◆ Provided data:
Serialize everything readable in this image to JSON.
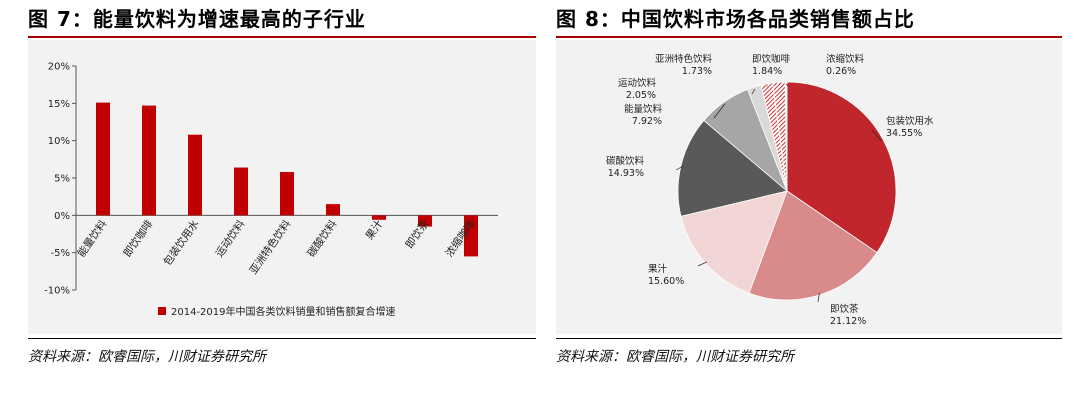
{
  "left": {
    "title_fig": "图 7：",
    "title_text": "能量饮料为增速最高的子行业",
    "source": "资料来源：欧睿国际，川财证券研究所"
  },
  "right": {
    "title_fig": "图 8：",
    "title_text": "中国饮料市场各品类销售额占比",
    "source": "资料来源：欧睿国际，川财证券研究所"
  },
  "colors": {
    "bar": "#c00000",
    "title_rule": "#a80000",
    "panel_bg": "#f2f2f2",
    "slices": [
      "#c0262b",
      "#d98a8a",
      "#f2d6d6",
      "#595959",
      "#a6a6a6",
      "#d9d9d9",
      "#cccccc",
      "#e8a0a0",
      "#ffffff"
    ]
  },
  "chart_data": [
    {
      "type": "bar",
      "categories": [
        "能量饮料",
        "即饮咖啡",
        "包装饮用水",
        "运动饮料",
        "亚洲特色饮料",
        "碳酸饮料",
        "果汁",
        "即饮茶",
        "浓缩咖啡"
      ],
      "series": [
        {
          "name": "2014-2019年中国各类饮料销量和销售额复合增速",
          "values": [
            15.1,
            14.7,
            10.8,
            6.4,
            5.8,
            1.5,
            -0.6,
            -1.5,
            -5.5
          ]
        }
      ],
      "yticks": [
        "20%",
        "15%",
        "10%",
        "5%",
        "0%",
        "-5%",
        "-10%"
      ],
      "ylim": [
        -10,
        20
      ],
      "legend_position": "bottom"
    },
    {
      "type": "pie",
      "slices": [
        {
          "name": "包装饮用水",
          "label": "34.55%",
          "value": 34.55
        },
        {
          "name": "即饮茶",
          "label": "21.12%",
          "value": 21.12
        },
        {
          "name": "果汁",
          "label": "15.60%",
          "value": 15.6
        },
        {
          "name": "碳酸饮料",
          "label": "14.93%",
          "value": 14.93
        },
        {
          "name": "能量饮料",
          "label": "7.92%",
          "value": 7.92
        },
        {
          "name": "运动饮料",
          "label": "2.05%",
          "value": 2.05
        },
        {
          "name": "亚洲特色饮料",
          "label": "1.73%",
          "value": 1.73
        },
        {
          "name": "即饮咖啡",
          "label": "1.84%",
          "value": 1.84
        },
        {
          "name": "浓缩饮料",
          "label": "0.26%",
          "value": 0.26
        }
      ]
    }
  ]
}
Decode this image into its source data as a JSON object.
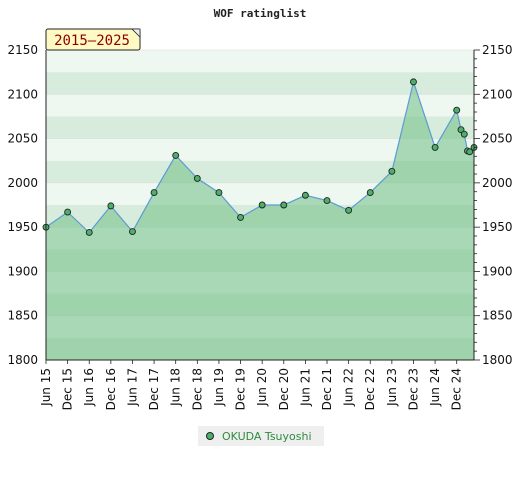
{
  "chart_data": {
    "type": "area",
    "title": "WOF ratinglist",
    "period": "2015–2025",
    "ylim": [
      1800,
      2150
    ],
    "yticks": [
      1800,
      1850,
      1900,
      1950,
      2000,
      2050,
      2100,
      2150
    ],
    "xlabels": [
      "Jun 15",
      "Dec 15",
      "Jun 16",
      "Dec 16",
      "Jun 17",
      "Dec 17",
      "Jun 18",
      "Dec 18",
      "Jun 19",
      "Dec 19",
      "Jun 20",
      "Dec 20",
      "Jun 21",
      "Dec 21",
      "Jun 22",
      "Dec 22",
      "Jun 23",
      "Dec 23",
      "Jun 24",
      "Dec 24"
    ],
    "x_range": [
      0,
      19.8
    ],
    "grid": true,
    "legend_position": "bottom",
    "colors": {
      "fill": "#6fbf85",
      "line": "#5b9bd5",
      "marker": "#4caf6a"
    },
    "series": [
      {
        "name": "OKUDA Tsuyoshi",
        "x": [
          0,
          1,
          2,
          3,
          4,
          5,
          6,
          7,
          8,
          9,
          10,
          11,
          12,
          13,
          14,
          15,
          16,
          17,
          18,
          19,
          19.2,
          19.35,
          19.5,
          19.6,
          19.8
        ],
        "y": [
          1950,
          1967,
          1944,
          1974,
          1945,
          1989,
          2031,
          2005,
          1989,
          1961,
          1975,
          1975,
          1986,
          1980,
          1969,
          1989,
          2013,
          2114,
          2040,
          2082,
          2060,
          2055,
          2036,
          2035,
          2040
        ]
      }
    ]
  }
}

◆ Instruction: Reproduce the data verbatim. Do not carry any picture into the copy.

◆ The response:
Serialize everything readable in this image to JSON.
{
  "left": {
    "title_fig": "图 7：",
    "title_text": "能量饮料为增速最高的子行业",
    "source": "资料来源：欧睿国际，川财证券研究所"
  },
  "right": {
    "title_fig": "图 8：",
    "title_text": "中国饮料市场各品类销售额占比",
    "source": "资料来源：欧睿国际，川财证券研究所"
  },
  "colors": {
    "bar": "#c00000",
    "title_rule": "#a80000",
    "panel_bg": "#f2f2f2",
    "slices": [
      "#c0262b",
      "#d98a8a",
      "#f2d6d6",
      "#595959",
      "#a6a6a6",
      "#d9d9d9",
      "#cccccc",
      "#e8a0a0",
      "#ffffff"
    ]
  },
  "chart_data": [
    {
      "type": "bar",
      "categories": [
        "能量饮料",
        "即饮咖啡",
        "包装饮用水",
        "运动饮料",
        "亚洲特色饮料",
        "碳酸饮料",
        "果汁",
        "即饮茶",
        "浓缩咖啡"
      ],
      "series": [
        {
          "name": "2014-2019年中国各类饮料销量和销售额复合增速",
          "values": [
            15.1,
            14.7,
            10.8,
            6.4,
            5.8,
            1.5,
            -0.6,
            -1.5,
            -5.5
          ]
        }
      ],
      "yticks": [
        "20%",
        "15%",
        "10%",
        "5%",
        "0%",
        "-5%",
        "-10%"
      ],
      "ylim": [
        -10,
        20
      ],
      "legend_position": "bottom"
    },
    {
      "type": "pie",
      "slices": [
        {
          "name": "包装饮用水",
          "label": "34.55%",
          "value": 34.55
        },
        {
          "name": "即饮茶",
          "label": "21.12%",
          "value": 21.12
        },
        {
          "name": "果汁",
          "label": "15.60%",
          "value": 15.6
        },
        {
          "name": "碳酸饮料",
          "label": "14.93%",
          "value": 14.93
        },
        {
          "name": "能量饮料",
          "label": "7.92%",
          "value": 7.92
        },
        {
          "name": "运动饮料",
          "label": "2.05%",
          "value": 2.05
        },
        {
          "name": "亚洲特色饮料",
          "label": "1.73%",
          "value": 1.73
        },
        {
          "name": "即饮咖啡",
          "label": "1.84%",
          "value": 1.84
        },
        {
          "name": "浓缩饮料",
          "label": "0.26%",
          "value": 0.26
        }
      ]
    }
  ]
}
Decode this image into its source data as a JSON object.
{
  "chart_data": {
    "type": "area",
    "title": "WOF ratinglist",
    "period": "2015–2025",
    "ylim": [
      1800,
      2150
    ],
    "yticks": [
      1800,
      1850,
      1900,
      1950,
      2000,
      2050,
      2100,
      2150
    ],
    "xlabels": [
      "Jun 15",
      "Dec 15",
      "Jun 16",
      "Dec 16",
      "Jun 17",
      "Dec 17",
      "Jun 18",
      "Dec 18",
      "Jun 19",
      "Dec 19",
      "Jun 20",
      "Dec 20",
      "Jun 21",
      "Dec 21",
      "Jun 22",
      "Dec 22",
      "Jun 23",
      "Dec 23",
      "Jun 24",
      "Dec 24"
    ],
    "x_range": [
      0,
      19.8
    ],
    "grid": true,
    "legend_position": "bottom",
    "colors": {
      "fill": "#6fbf85",
      "line": "#5b9bd5",
      "marker": "#4caf6a"
    },
    "series": [
      {
        "name": "OKUDA Tsuyoshi",
        "x": [
          0,
          1,
          2,
          3,
          4,
          5,
          6,
          7,
          8,
          9,
          10,
          11,
          12,
          13,
          14,
          15,
          16,
          17,
          18,
          19,
          19.2,
          19.35,
          19.5,
          19.6,
          19.8
        ],
        "y": [
          1950,
          1967,
          1944,
          1974,
          1945,
          1989,
          2031,
          2005,
          1989,
          1961,
          1975,
          1975,
          1986,
          1980,
          1969,
          1989,
          2013,
          2114,
          2040,
          2082,
          2060,
          2055,
          2036,
          2035,
          2040
        ]
      }
    ]
  }
}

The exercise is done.